→ **EXERCISE OBJECTIVE**: Check each line of the listing for the word "movimiento" and report how many lines contain it, giving nothing but the number.
___ SUPPLIED RECORDS ___
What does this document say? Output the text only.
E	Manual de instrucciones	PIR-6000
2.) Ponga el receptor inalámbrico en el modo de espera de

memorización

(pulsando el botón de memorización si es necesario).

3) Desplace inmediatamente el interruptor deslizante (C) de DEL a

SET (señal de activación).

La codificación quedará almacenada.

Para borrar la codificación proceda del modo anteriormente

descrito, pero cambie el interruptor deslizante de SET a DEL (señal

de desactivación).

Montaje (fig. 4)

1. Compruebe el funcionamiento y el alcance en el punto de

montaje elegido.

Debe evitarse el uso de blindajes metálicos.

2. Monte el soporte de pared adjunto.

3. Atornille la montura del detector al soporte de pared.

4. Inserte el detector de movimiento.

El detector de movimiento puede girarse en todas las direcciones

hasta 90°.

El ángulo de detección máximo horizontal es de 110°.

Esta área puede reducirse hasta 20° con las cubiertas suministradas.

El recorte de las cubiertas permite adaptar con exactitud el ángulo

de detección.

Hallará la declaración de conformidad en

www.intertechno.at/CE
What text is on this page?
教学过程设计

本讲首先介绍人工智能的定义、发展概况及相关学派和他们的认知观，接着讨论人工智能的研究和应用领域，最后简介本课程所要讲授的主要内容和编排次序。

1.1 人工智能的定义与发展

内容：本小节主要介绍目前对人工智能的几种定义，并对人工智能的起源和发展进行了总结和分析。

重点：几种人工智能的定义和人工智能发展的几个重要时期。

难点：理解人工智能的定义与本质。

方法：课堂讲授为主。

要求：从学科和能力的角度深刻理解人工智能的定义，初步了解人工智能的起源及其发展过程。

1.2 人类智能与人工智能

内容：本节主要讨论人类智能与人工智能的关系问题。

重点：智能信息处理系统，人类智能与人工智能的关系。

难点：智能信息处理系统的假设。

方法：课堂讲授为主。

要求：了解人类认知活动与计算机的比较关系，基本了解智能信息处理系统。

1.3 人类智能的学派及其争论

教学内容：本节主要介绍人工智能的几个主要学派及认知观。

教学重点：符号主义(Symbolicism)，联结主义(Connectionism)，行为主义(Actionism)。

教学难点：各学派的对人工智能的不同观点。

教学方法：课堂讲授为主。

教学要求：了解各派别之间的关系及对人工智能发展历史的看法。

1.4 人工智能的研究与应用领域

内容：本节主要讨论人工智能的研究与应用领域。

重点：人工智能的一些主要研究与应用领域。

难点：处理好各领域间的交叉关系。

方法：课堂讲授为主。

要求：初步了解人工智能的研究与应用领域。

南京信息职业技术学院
___
→ **SOLUTION TO THE EXERCISE**: 2